Problem to work on:
Reproduce the following text about Zak Benjamin's painting Oogsalf word for word, in full.

Supplied text:

= = =

Artists
Benjamin, Zak - VM - Erna Buber-deVilliers
Oogsalf by Zak Benjamin
That we may see
by Erna Buber-deVilliers
OOGSALF - OM TE KAN SIEN - OPENBARING 3:18 – thus reads the label of the Marmite bottle that seems to sit on the frame of the painting, as if on a shelf between the viewer and what is behind it. Translated from Afrikaans the label reads: “Eye Ointment - to be able to see – Revelation 3:18.” The verse in question is part of a message the Apostle John was commanded to relay to the seventh of seven churches:
“These are the words of the Amen, the faithful and true witness, the prime source of all God’s Creation: I know all your ways; you are neither hot nor cold! But because you are lukewarm, neither hot nor cold, I will spit you out of my mouth. You say: ‘How rich I am! And how well I have done! I have everything I want.’ In fact, though you do not know it, you are the most pitiful wretch, poor, blind and naked. So I advise you to buy from me gold refined in the fire, to make you truly rich, and white clothes to put on to hide the shame of your nakedness, and ointment for your eyes so that you may see.”

= = =

Entries supplied:
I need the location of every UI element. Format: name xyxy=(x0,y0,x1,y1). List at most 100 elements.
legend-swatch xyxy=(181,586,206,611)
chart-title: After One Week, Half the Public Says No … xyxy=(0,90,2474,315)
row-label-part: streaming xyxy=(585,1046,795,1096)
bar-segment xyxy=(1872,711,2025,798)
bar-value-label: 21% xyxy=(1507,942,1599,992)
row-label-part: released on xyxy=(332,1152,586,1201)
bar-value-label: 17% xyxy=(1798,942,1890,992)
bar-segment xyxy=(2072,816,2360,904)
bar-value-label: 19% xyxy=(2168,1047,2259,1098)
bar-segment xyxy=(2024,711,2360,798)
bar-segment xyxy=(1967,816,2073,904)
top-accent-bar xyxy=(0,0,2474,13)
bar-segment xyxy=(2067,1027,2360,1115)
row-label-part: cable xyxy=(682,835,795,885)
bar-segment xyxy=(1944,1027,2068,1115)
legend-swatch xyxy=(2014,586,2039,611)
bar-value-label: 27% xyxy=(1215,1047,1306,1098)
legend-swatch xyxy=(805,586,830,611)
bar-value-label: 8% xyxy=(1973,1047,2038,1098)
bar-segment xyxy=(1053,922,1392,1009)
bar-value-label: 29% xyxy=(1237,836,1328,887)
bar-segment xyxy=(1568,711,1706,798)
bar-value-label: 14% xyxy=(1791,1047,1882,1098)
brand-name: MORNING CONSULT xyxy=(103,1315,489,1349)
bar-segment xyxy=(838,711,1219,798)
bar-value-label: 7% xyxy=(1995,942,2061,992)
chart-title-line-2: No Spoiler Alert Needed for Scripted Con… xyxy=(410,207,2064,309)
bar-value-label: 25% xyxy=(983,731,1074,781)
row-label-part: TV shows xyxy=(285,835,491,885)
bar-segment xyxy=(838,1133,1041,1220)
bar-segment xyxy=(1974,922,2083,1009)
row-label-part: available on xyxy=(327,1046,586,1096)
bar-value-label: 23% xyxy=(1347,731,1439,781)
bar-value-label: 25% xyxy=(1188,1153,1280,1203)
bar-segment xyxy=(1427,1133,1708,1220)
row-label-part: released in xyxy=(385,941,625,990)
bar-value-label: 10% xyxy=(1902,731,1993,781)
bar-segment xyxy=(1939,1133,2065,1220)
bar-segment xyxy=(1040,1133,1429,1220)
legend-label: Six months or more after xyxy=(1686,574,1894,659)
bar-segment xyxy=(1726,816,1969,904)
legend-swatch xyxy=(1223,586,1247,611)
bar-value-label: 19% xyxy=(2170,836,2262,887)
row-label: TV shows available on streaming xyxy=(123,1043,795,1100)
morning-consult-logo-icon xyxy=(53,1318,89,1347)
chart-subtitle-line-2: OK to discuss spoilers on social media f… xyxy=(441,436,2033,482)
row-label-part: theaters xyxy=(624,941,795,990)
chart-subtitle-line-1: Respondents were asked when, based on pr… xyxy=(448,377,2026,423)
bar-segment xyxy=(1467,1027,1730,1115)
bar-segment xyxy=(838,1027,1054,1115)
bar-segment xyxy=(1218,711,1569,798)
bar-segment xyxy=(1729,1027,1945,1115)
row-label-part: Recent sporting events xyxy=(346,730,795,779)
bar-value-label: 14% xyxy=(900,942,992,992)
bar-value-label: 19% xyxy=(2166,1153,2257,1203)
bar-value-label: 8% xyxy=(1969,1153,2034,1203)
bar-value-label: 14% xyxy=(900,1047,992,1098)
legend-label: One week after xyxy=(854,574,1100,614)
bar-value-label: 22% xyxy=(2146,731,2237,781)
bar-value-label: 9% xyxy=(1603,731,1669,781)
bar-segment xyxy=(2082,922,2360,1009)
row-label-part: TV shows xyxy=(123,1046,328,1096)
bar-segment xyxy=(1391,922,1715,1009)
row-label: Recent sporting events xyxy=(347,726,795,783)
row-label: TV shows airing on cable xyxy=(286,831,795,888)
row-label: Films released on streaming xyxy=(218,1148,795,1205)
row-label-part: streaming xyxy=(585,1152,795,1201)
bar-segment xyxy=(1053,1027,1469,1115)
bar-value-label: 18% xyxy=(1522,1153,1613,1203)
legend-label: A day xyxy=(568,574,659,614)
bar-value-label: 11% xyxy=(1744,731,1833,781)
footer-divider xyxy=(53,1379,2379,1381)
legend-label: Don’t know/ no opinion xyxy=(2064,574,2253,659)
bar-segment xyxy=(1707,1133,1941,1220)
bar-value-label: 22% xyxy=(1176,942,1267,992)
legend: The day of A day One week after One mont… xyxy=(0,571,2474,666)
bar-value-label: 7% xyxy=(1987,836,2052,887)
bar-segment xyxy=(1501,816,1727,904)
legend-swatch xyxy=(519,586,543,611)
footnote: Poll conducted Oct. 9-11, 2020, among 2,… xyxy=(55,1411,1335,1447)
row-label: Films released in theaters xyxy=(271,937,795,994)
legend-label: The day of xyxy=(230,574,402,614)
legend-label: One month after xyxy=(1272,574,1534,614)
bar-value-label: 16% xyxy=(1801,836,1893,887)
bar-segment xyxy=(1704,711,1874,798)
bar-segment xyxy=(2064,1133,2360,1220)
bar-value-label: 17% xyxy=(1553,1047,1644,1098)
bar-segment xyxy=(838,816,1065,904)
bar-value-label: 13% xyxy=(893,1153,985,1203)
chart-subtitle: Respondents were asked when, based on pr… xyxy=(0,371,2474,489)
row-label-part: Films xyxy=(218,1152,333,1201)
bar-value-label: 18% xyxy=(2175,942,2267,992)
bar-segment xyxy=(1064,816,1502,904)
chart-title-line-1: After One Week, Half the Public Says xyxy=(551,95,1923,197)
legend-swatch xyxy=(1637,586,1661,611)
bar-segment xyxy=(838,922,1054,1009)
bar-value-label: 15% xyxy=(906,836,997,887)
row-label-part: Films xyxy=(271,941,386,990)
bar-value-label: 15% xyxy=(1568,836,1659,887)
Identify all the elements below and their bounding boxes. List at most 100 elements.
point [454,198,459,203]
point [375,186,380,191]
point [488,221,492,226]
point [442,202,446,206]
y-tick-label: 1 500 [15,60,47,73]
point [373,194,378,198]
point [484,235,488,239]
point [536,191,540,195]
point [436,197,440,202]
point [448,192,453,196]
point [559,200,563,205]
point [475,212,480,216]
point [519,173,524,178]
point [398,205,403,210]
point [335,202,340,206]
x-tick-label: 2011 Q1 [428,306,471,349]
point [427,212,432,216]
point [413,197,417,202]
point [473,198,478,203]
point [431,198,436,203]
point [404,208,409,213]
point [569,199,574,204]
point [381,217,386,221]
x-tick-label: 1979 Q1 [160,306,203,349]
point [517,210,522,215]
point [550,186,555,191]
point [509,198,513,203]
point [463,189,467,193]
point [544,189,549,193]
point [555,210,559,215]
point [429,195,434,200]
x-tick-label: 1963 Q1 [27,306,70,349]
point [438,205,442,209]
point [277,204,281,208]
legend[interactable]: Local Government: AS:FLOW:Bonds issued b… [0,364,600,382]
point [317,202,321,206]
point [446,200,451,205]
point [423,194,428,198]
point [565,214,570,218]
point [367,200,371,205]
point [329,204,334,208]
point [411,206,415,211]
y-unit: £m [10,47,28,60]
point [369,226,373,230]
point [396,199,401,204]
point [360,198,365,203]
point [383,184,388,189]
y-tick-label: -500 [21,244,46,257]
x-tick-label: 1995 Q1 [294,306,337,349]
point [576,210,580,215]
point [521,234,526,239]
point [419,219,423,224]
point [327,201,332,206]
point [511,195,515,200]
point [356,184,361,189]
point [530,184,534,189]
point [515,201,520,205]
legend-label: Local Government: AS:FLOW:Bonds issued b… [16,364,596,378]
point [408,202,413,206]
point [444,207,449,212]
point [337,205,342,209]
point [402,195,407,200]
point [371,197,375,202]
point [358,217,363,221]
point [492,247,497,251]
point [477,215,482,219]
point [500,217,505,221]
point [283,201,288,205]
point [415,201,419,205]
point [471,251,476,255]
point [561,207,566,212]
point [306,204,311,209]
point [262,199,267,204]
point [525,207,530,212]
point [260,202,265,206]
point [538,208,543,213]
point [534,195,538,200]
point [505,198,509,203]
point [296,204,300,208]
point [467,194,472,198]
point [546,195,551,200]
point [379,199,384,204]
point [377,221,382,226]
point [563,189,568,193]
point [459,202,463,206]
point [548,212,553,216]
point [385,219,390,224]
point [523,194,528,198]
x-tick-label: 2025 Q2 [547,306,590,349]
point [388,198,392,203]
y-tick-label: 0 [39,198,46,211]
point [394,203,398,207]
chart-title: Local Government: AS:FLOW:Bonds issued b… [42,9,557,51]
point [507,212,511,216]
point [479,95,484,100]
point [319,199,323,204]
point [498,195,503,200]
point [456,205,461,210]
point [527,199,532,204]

= = =

Response:
Artists
Benjamin, Zak - VM - Erna Buber-deVilliers
Oogsalf by Zak Benjamin
That we may see
by Erna Buber-deVilliers
OOGSALF - OM TE KAN SIEN - OPENBARING 3:18 – thus reads the label of the Marmite bottle that seems to sit on the frame of the painting, as if on a shelf between the viewer and what is behind it. Translated from Afrikaans the label reads: “Eye Ointment - to be able to see – Revelation 3:18.” The verse in question is part of a message the Apostle John was commanded to relay to the seventh of seven churches:
“These are the words of the Amen, the faithful and true witness, the prime source of all God’s Creation: I know all your ways; you are neither hot nor cold! But because you are lukewarm, neither hot nor cold, I will spit you out of my mouth. You say: ‘How rich I am! And how well I have done! I have everything I want.’ In fact, though you do not know it, you are the most pitiful wretch, poor, blind and naked. So I advise you to buy from me gold refined in the fire, to make you truly rich, and white clothes to put on to hide the shame of your nakedness, and ointment for your eyes so that you may see.”